Records from a dataset
----
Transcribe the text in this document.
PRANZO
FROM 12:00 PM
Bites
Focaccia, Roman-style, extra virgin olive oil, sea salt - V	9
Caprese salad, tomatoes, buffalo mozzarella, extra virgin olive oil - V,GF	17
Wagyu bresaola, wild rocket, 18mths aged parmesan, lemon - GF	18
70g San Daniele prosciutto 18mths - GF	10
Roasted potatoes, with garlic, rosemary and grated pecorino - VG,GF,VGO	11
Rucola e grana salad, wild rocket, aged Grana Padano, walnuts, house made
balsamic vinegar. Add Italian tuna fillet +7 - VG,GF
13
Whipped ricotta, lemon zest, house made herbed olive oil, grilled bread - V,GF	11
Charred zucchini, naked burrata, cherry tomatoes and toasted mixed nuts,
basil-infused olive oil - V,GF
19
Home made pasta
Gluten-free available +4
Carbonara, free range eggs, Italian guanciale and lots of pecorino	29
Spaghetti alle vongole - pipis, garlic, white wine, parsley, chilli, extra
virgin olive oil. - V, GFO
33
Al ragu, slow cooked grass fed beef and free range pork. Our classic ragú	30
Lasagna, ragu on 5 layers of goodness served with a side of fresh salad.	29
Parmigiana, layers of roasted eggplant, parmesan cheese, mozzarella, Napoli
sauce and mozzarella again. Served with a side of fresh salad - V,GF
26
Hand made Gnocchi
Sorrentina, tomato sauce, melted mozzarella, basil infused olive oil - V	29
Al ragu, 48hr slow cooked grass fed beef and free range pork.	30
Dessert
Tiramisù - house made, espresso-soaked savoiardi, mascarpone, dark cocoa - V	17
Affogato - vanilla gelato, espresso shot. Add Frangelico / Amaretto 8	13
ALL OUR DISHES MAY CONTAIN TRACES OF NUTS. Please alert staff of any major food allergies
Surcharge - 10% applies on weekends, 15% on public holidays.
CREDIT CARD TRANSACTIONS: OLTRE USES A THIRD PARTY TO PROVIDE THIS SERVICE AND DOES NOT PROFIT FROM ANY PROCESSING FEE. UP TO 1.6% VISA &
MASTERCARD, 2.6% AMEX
----
Job =>
Would you reproduce all the entries exactly?

Complete output =>
Transcribe the text in this document.
PRANZO
FROM 12:00 PM
Bites
Focaccia, Roman-style, extra virgin olive oil, sea salt - V	9
Caprese salad, tomatoes, buffalo mozzarella, extra virgin olive oil - V,GF	17
Wagyu bresaola, wild rocket, 18mths aged parmesan, lemon - GF	18
70g San Daniele prosciutto 18mths - GF	10
Roasted potatoes, with garlic, rosemary and grated pecorino - VG,GF,VGO	11
Rucola e grana salad, wild rocket, aged Grana Padano, walnuts, house made
balsamic vinegar. Add Italian tuna fillet +7 - VG,GF
13
Whipped ricotta, lemon zest, house made herbed olive oil, grilled bread - V,GF	11
Charred zucchini, naked burrata, cherry tomatoes and toasted mixed nuts,
basil-infused olive oil - V,GF
19
Home made pasta
Gluten-free available +4
Carbonara, free range eggs, Italian guanciale and lots of pecorino	29
Spaghetti alle vongole - pipis, garlic, white wine, parsley, chilli, extra
virgin olive oil. - V, GFO
33
Al ragu, slow cooked grass fed beef and free range pork. Our classic ragú	30
Lasagna, ragu on 5 layers of goodness served with a side of fresh salad.	29
Parmigiana, layers of roasted eggplant, parmesan cheese, mozzarella, Napoli
sauce and mozzarella again. Served with a side of fresh salad - V,GF
26
Hand made Gnocchi
Sorrentina, tomato sauce, melted mozzarella, basil infused olive oil - V	29
Al ragu, 48hr slow cooked grass fed beef and free range pork.	30
Dessert
Tiramisù - house made, espresso-soaked savoiardi, mascarpone, dark cocoa - V	17
Affogato - vanilla gelato, espresso shot. Add Frangelico / Amaretto 8	13
ALL OUR DISHES MAY CONTAIN TRACES OF NUTS. Please alert staff of any major food allergies
Surcharge - 10% applies on weekends, 15% on public holidays.
CREDIT CARD TRANSACTIONS: OLTRE USES A THIRD PARTY TO PROVIDE THIS SERVICE AND DOES NOT PROFIT FROM ANY PROCESSING FEE. UP TO 1.6% VISA &
MASTERCARD, 2.6% AMEX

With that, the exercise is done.